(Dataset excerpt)
________________________________________
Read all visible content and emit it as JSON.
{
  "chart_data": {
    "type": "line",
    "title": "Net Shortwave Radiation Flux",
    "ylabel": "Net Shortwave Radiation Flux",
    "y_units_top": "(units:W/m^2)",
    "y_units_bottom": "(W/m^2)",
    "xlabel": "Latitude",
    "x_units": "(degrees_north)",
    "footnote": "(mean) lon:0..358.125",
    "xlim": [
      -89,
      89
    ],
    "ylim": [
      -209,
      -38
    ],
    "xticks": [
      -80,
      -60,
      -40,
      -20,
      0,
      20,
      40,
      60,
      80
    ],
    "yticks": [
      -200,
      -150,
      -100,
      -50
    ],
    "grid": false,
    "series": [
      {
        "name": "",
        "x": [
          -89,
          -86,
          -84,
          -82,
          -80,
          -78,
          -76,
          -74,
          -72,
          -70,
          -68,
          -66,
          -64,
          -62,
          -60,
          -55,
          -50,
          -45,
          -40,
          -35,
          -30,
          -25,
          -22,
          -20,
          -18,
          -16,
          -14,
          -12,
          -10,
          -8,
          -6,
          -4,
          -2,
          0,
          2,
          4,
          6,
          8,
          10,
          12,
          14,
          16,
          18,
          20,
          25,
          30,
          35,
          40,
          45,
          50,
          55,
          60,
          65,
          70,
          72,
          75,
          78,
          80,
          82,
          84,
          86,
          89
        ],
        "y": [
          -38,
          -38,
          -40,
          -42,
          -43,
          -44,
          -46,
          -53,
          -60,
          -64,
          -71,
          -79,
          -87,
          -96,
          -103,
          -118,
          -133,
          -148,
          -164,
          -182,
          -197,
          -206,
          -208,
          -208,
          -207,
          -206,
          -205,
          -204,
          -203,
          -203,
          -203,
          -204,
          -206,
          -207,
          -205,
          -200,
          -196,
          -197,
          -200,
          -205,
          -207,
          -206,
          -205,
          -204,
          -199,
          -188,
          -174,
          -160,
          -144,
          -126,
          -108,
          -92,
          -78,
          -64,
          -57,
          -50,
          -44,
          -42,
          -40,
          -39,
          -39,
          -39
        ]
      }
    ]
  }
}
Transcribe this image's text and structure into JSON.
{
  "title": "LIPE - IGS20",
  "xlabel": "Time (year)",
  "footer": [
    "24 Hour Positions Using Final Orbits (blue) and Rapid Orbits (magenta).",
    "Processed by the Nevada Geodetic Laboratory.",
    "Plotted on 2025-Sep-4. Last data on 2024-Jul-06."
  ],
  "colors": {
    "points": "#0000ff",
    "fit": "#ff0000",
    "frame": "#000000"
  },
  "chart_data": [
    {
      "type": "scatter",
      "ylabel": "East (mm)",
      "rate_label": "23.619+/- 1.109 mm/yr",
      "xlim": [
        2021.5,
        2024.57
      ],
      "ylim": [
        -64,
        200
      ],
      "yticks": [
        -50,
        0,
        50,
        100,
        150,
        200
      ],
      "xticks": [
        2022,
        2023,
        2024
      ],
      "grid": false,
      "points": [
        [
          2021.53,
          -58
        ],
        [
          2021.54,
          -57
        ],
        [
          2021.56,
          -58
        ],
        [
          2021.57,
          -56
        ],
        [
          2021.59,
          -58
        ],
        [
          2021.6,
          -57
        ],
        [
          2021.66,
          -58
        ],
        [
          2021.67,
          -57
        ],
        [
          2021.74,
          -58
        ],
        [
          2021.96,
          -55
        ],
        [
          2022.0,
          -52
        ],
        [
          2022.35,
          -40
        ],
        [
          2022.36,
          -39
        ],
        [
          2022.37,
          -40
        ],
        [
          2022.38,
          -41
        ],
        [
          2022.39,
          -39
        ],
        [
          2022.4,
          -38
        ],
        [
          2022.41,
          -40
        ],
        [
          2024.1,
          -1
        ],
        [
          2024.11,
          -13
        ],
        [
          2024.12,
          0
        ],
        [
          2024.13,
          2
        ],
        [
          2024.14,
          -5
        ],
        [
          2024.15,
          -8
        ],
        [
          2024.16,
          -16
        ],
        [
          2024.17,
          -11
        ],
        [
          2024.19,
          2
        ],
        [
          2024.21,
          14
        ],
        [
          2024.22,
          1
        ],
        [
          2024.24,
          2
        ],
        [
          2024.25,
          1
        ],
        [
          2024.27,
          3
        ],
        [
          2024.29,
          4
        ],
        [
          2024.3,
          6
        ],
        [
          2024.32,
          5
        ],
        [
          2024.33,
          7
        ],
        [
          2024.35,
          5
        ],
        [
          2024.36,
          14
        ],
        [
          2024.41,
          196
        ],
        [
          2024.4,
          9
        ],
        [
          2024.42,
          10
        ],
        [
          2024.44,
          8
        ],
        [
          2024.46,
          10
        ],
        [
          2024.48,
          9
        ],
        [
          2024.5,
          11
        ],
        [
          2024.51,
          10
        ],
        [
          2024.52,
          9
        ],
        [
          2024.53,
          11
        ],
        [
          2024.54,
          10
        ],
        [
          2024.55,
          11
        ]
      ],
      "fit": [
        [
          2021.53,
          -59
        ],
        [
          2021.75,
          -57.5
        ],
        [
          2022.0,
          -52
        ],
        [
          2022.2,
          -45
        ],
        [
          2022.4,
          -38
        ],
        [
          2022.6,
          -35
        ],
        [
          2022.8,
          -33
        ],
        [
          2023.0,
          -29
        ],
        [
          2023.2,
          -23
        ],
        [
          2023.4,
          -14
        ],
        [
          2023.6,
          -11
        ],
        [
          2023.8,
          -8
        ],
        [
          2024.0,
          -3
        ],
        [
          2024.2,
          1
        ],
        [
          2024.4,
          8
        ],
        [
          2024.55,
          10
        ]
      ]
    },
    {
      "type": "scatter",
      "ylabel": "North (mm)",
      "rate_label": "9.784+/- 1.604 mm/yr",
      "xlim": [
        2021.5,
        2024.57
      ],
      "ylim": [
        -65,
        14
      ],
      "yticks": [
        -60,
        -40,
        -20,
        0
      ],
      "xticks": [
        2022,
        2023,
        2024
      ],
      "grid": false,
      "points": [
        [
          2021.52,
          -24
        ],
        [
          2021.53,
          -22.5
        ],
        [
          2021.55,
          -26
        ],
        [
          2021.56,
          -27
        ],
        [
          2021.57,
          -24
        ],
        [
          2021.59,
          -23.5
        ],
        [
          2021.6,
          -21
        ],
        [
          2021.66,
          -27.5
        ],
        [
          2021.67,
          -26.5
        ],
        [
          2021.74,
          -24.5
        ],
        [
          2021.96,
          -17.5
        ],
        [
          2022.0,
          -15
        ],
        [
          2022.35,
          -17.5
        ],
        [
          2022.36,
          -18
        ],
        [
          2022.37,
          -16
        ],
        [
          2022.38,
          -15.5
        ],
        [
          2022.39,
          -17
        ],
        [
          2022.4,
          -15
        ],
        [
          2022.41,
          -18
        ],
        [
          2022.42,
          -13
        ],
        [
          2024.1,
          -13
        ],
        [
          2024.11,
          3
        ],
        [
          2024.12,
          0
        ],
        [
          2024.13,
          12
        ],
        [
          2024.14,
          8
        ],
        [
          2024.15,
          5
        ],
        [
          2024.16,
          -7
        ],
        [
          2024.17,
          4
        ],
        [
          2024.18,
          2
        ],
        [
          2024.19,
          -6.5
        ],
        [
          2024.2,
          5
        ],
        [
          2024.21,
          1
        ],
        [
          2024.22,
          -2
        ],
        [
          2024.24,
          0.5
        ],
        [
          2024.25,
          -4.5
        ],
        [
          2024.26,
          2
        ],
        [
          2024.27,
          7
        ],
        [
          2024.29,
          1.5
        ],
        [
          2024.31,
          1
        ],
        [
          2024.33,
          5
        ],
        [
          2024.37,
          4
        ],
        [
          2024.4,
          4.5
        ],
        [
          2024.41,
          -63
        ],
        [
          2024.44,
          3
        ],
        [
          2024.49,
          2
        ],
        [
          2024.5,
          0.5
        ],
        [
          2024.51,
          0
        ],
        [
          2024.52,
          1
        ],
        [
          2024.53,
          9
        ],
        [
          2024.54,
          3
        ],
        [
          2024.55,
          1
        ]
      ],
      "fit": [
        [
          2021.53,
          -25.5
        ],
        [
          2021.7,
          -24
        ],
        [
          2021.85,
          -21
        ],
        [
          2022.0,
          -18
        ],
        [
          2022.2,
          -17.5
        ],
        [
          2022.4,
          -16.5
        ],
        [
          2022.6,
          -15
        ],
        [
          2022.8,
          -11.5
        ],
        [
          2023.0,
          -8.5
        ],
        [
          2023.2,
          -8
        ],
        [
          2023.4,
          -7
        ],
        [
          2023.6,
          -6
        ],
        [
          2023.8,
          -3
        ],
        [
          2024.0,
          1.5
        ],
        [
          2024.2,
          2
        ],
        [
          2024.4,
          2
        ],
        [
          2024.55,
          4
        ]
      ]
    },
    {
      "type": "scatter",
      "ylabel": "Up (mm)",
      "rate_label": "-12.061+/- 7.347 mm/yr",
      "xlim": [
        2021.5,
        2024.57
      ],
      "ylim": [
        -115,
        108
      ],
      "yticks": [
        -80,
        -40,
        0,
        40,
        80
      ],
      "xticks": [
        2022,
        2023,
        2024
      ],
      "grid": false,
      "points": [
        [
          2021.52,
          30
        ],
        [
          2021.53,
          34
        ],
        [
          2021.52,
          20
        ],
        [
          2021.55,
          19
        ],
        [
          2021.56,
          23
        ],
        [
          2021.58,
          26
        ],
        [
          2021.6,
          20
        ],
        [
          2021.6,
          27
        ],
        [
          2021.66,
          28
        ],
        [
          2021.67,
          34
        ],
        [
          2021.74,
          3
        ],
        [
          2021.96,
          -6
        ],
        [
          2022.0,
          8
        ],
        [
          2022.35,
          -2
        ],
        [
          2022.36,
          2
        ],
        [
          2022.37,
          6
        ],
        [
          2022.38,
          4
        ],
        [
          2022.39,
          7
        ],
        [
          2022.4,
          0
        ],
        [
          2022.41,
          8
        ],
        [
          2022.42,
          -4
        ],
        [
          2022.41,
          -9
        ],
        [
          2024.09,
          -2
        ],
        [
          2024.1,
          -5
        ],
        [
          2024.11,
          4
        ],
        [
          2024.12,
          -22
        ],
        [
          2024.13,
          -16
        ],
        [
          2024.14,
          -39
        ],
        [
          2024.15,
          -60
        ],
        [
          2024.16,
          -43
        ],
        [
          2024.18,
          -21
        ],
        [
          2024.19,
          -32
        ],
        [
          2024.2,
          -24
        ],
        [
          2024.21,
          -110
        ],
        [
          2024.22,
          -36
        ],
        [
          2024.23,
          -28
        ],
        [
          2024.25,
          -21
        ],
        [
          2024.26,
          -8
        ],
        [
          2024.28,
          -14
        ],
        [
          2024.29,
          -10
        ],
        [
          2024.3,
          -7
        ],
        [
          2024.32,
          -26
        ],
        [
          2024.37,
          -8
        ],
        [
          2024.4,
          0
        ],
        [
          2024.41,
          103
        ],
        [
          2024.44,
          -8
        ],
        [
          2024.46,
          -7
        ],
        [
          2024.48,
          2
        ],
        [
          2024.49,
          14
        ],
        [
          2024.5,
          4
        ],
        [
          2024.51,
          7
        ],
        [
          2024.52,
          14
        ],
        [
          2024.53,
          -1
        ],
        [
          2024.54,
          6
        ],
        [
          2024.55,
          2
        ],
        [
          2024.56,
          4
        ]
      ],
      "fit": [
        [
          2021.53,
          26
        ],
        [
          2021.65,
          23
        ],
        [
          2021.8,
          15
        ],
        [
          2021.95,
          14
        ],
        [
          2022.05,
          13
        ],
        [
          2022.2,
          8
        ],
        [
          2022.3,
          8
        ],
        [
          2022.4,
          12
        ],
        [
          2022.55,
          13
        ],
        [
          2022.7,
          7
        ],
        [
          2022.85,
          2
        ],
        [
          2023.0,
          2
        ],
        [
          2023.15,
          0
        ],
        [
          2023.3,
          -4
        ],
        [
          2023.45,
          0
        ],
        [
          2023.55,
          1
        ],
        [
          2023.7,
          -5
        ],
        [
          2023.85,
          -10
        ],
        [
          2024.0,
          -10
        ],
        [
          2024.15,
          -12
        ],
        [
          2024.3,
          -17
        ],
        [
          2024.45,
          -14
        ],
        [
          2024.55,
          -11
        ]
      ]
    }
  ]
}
________________________________________
=== Direction ===
Search the listing for the word "Flux" and return each line that holds it.

=== Complete response ===
    "title": "Net Shortwave Radiation Flux",
    "ylabel": "Net Shortwave Radiation Flux",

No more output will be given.